Figure data in JSON:
--*--

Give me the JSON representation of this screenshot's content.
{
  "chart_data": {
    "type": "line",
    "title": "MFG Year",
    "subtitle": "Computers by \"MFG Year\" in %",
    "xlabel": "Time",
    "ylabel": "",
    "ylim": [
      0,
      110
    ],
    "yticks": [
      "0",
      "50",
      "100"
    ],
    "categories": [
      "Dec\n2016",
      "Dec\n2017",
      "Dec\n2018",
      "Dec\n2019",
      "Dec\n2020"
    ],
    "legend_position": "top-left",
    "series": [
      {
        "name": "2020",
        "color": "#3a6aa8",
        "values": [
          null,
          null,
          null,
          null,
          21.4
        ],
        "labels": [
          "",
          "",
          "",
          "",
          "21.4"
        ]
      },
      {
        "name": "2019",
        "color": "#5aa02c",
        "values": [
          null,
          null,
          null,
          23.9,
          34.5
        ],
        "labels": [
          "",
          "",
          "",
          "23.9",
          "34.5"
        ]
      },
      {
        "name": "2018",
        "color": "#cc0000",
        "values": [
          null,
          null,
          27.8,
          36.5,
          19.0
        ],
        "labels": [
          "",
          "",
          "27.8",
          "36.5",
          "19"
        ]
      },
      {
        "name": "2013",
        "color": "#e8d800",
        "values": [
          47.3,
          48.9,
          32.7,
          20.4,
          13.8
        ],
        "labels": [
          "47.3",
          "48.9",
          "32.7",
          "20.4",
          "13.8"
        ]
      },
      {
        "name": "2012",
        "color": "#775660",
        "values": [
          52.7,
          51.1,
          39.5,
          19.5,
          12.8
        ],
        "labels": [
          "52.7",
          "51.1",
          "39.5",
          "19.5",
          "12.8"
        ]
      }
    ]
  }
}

--*--

_Written instruction_
State how many lines include the string "Year", and nothing more.

_Correct result_
2